WHAT THE TASK ASKS: Copy every record below exactly as written, but leave out the pictures.

-- Start of THE INPUT --

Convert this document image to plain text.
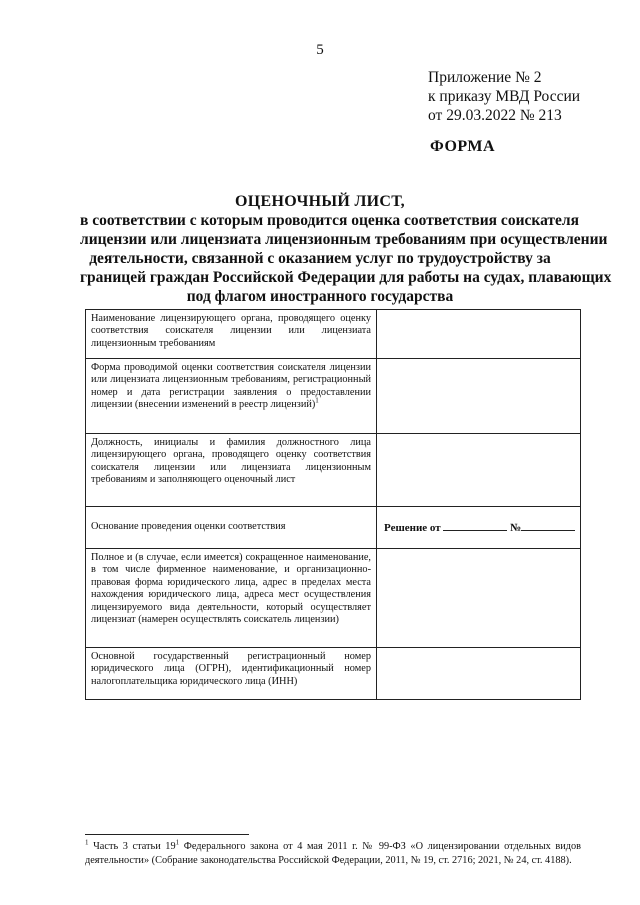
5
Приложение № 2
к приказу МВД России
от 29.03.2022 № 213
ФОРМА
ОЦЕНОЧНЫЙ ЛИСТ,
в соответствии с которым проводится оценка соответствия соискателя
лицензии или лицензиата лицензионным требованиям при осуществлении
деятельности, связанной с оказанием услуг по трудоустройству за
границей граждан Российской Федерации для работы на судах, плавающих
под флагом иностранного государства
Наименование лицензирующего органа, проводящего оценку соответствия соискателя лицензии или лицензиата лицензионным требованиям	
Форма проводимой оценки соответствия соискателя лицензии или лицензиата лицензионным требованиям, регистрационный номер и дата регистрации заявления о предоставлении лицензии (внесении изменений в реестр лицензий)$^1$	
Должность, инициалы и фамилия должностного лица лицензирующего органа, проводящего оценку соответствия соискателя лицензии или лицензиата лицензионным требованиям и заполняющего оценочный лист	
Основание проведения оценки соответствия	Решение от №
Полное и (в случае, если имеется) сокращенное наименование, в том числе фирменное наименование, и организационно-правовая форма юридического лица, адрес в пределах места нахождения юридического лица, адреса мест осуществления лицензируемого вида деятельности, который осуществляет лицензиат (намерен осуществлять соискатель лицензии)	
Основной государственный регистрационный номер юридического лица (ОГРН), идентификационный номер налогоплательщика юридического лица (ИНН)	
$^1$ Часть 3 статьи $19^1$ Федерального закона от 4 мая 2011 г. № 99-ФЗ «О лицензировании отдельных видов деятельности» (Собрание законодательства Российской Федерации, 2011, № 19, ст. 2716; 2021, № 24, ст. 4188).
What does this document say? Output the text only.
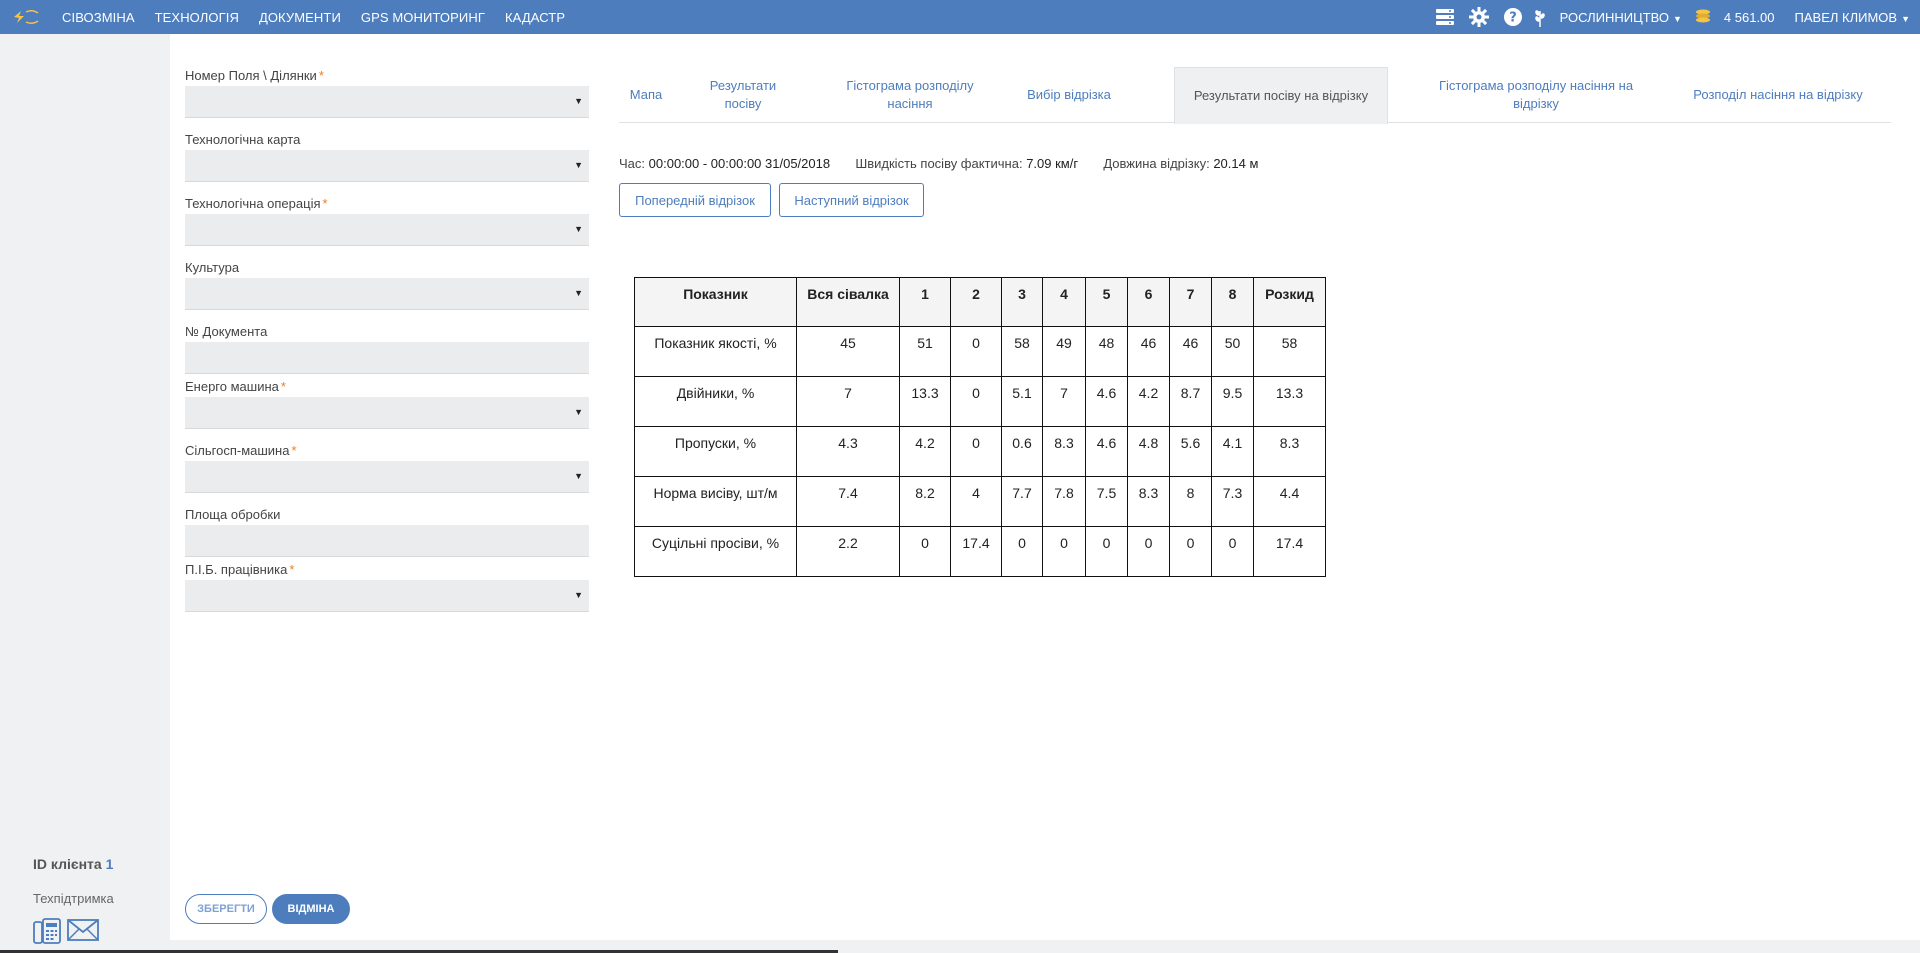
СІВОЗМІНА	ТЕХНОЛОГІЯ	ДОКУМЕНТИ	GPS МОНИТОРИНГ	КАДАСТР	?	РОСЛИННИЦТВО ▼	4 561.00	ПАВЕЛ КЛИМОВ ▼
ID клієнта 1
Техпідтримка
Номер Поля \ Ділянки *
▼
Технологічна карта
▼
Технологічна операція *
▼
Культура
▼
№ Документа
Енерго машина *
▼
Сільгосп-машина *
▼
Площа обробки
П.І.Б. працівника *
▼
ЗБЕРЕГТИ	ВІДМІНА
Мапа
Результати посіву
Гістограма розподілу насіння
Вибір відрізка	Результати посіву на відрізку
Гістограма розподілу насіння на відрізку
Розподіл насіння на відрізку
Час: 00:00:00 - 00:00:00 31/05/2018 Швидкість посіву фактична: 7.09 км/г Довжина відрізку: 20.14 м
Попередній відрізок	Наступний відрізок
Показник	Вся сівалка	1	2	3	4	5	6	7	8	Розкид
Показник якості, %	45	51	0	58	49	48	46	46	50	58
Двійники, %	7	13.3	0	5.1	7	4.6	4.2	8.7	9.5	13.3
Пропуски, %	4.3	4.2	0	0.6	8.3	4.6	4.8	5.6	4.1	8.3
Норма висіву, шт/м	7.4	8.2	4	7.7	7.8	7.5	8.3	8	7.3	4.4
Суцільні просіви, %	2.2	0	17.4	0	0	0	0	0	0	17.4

-- End of THE INPUT --

EXERCISE RESPONSE:
Convert this document image to plain text.
5
Приложение № 2
к приказу МВД России
от 29.03.2022 № 213
ФОРМА
ОЦЕНОЧНЫЙ ЛИСТ,
в соответствии с которым проводится оценка соответствия соискателя
лицензии или лицензиата лицензионным требованиям при осуществлении
деятельности, связанной с оказанием услуг по трудоустройству за
границей граждан Российской Федерации для работы на судах, плавающих
под флагом иностранного государства
Наименование лицензирующего органа, проводящего оценку соответствия соискателя лицензии или лицензиата лицензионным требованиям	
Форма проводимой оценки соответствия соискателя лицензии или лицензиата лицензионным требованиям, регистрационный номер и дата регистрации заявления о предоставлении лицензии (внесении изменений в реестр лицензий)$^1$	
Должность, инициалы и фамилия должностного лица лицензирующего органа, проводящего оценку соответствия соискателя лицензии или лицензиата лицензионным требованиям и заполняющего оценочный лист	
Основание проведения оценки соответствия	Решение от №
Полное и (в случае, если имеется) сокращенное наименование, в том числе фирменное наименование, и организационно-правовая форма юридического лица, адрес в пределах места нахождения юридического лица, адреса мест осуществления лицензируемого вида деятельности, который осуществляет лицензиат (намерен осуществлять соискатель лицензии)	
Основной государственный регистрационный номер юридического лица (ОГРН), идентификационный номер налогоплательщика юридического лица (ИНН)	
$^1$ Часть 3 статьи $19^1$ Федерального закона от 4 мая 2011 г. № 99-ФЗ «О лицензировании отдельных видов деятельности» (Собрание законодательства Российской Федерации, 2011, № 19, ст. 2716; 2021, № 24, ст. 4188).
What does this document say? Output the text only.
СІВОЗМІНА	ТЕХНОЛОГІЯ	ДОКУМЕНТИ	GPS МОНИТОРИНГ	КАДАСТР	?	РОСЛИННИЦТВО ▼	4 561.00	ПАВЕЛ КЛИМОВ ▼
ID клієнта 1
Техпідтримка
Номер Поля \ Ділянки *
▼
Технологічна карта
▼
Технологічна операція *
▼
Культура
▼
№ Документа
Енерго машина *
▼
Сільгосп-машина *
▼
Площа обробки
П.І.Б. працівника *
▼
ЗБЕРЕГТИ	ВІДМІНА
Мапа
Результати посіву
Гістограма розподілу насіння
Вибір відрізка	Результати посіву на відрізку
Гістограма розподілу насіння на відрізку
Розподіл насіння на відрізку
Час: 00:00:00 - 00:00:00 31/05/2018 Швидкість посіву фактична: 7.09 км/г Довжина відрізку: 20.14 м
Попередній відрізок	Наступний відрізок
Показник	Вся сівалка	1	2	3	4	5	6	7	8	Розкид
Показник якості, %	45	51	0	58	49	48	46	46	50	58
Двійники, %	7	13.3	0	5.1	7	4.6	4.2	8.7	9.5	13.3
Пропуски, %	4.3	4.2	0	0.6	8.3	4.6	4.8	5.6	4.1	8.3
Норма висіву, шт/м	7.4	8.2	4	7.7	7.8	7.5	8.3	8	7.3	4.4
Суцільні просіви, %	2.2	0	17.4	0	0	0	0	0	0	17.4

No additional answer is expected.